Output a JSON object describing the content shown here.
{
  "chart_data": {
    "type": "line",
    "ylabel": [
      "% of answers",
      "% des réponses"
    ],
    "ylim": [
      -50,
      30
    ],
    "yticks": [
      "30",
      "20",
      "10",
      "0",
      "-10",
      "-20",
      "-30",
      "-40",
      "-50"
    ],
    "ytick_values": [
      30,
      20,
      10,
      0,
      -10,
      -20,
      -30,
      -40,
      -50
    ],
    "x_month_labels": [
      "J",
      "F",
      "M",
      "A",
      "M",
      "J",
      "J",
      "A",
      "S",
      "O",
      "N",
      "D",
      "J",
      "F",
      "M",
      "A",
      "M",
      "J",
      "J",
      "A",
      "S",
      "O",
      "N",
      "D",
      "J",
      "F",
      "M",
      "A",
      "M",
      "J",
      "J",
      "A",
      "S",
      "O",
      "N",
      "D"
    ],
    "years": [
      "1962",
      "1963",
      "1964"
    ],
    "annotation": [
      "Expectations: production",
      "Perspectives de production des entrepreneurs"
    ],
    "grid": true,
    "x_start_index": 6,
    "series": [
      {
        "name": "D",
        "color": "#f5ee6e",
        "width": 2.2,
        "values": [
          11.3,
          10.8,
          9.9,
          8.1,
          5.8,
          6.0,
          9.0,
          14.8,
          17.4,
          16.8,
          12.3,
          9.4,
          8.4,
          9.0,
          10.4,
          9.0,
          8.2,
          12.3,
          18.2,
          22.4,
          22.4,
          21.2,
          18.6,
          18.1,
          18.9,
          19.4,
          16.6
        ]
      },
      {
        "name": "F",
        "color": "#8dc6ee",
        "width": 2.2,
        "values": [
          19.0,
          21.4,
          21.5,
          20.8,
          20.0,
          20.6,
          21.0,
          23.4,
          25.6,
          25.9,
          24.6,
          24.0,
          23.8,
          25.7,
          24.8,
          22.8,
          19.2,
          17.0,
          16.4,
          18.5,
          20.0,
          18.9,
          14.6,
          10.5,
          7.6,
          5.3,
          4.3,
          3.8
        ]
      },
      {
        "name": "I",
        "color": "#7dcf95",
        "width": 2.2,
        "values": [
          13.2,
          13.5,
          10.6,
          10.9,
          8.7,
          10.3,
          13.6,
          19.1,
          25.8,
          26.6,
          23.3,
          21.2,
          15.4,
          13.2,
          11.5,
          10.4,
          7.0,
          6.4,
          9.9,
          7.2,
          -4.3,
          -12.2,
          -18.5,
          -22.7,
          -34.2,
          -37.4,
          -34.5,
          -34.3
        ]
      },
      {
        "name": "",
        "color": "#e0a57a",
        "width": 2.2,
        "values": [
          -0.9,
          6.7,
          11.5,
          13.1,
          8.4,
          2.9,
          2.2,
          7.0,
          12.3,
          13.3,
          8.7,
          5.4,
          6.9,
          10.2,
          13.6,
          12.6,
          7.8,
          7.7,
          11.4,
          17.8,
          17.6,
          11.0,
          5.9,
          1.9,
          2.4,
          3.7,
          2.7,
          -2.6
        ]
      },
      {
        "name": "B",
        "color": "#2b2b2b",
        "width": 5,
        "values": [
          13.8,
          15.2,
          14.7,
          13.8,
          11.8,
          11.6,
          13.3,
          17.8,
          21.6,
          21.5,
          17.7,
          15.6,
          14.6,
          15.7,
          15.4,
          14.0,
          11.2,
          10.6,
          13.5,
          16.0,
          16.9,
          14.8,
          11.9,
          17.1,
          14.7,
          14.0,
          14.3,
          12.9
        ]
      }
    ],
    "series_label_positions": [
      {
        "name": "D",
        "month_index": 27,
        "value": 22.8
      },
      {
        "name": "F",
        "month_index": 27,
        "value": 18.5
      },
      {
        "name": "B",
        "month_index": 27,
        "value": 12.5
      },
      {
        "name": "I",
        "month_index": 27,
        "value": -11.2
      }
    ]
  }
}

What you should do :: Restate every entry word for word.

The reply ::
Output a JSON object describing the content shown here.
{
  "chart_data": {
    "type": "line",
    "ylabel": [
      "% of answers",
      "% des réponses"
    ],
    "ylim": [
      -50,
      30
    ],
    "yticks": [
      "30",
      "20",
      "10",
      "0",
      "-10",
      "-20",
      "-30",
      "-40",
      "-50"
    ],
    "ytick_values": [
      30,
      20,
      10,
      0,
      -10,
      -20,
      -30,
      -40,
      -50
    ],
    "x_month_labels": [
      "J",
      "F",
      "M",
      "A",
      "M",
      "J",
      "J",
      "A",
      "S",
      "O",
      "N",
      "D",
      "J",
      "F",
      "M",
      "A",
      "M",
      "J",
      "J",
      "A",
      "S",
      "O",
      "N",
      "D",
      "J",
      "F",
      "M",
      "A",
      "M",
      "J",
      "J",
      "A",
      "S",
      "O",
      "N",
      "D"
    ],
    "years": [
      "1962",
      "1963",
      "1964"
    ],
    "annotation": [
      "Expectations: production",
      "Perspectives de production des entrepreneurs"
    ],
    "grid": true,
    "x_start_index": 6,
    "series": [
      {
        "name": "D",
        "color": "#f5ee6e",
        "width": 2.2,
        "values": [
          11.3,
          10.8,
          9.9,
          8.1,
          5.8,
          6.0,
          9.0,
          14.8,
          17.4,
          16.8,
          12.3,
          9.4,
          8.4,
          9.0,
          10.4,
          9.0,
          8.2,
          12.3,
          18.2,
          22.4,
          22.4,
          21.2,
          18.6,
          18.1,
          18.9,
          19.4,
          16.6
        ]
      },
      {
        "name": "F",
        "color": "#8dc6ee",
        "width": 2.2,
        "values": [
          19.0,
          21.4,
          21.5,
          20.8,
          20.0,
          20.6,
          21.0,
          23.4,
          25.6,
          25.9,
          24.6,
          24.0,
          23.8,
          25.7,
          24.8,
          22.8,
          19.2,
          17.0,
          16.4,
          18.5,
          20.0,
          18.9,
          14.6,
          10.5,
          7.6,
          5.3,
          4.3,
          3.8
        ]
      },
      {
        "name": "I",
        "color": "#7dcf95",
        "width": 2.2,
        "values": [
          13.2,
          13.5,
          10.6,
          10.9,
          8.7,
          10.3,
          13.6,
          19.1,
          25.8,
          26.6,
          23.3,
          21.2,
          15.4,
          13.2,
          11.5,
          10.4,
          7.0,
          6.4,
          9.9,
          7.2,
          -4.3,
          -12.2,
          -18.5,
          -22.7,
          -34.2,
          -37.4,
          -34.5,
          -34.3
        ]
      },
      {
        "name": "",
        "color": "#e0a57a",
        "width": 2.2,
        "values": [
          -0.9,
          6.7,
          11.5,
          13.1,
          8.4,
          2.9,
          2.2,
          7.0,
          12.3,
          13.3,
          8.7,
          5.4,
          6.9,
          10.2,
          13.6,
          12.6,
          7.8,
          7.7,
          11.4,
          17.8,
          17.6,
          11.0,
          5.9,
          1.9,
          2.4,
          3.7,
          2.7,
          -2.6
        ]
      },
      {
        "name": "B",
        "color": "#2b2b2b",
        "width": 5,
        "values": [
          13.8,
          15.2,
          14.7,
          13.8,
          11.8,
          11.6,
          13.3,
          17.8,
          21.6,
          21.5,
          17.7,
          15.6,
          14.6,
          15.7,
          15.4,
          14.0,
          11.2,
          10.6,
          13.5,
          16.0,
          16.9,
          14.8,
          11.9,
          17.1,
          14.7,
          14.0,
          14.3,
          12.9
        ]
      }
    ],
    "series_label_positions": [
      {
        "name": "D",
        "month_index": 27,
        "value": 22.8
      },
      {
        "name": "F",
        "month_index": 27,
        "value": 18.5
      },
      {
        "name": "B",
        "month_index": 27,
        "value": 12.5
      },
      {
        "name": "I",
        "month_index": 27,
        "value": -11.2
      }
    ]
  }
}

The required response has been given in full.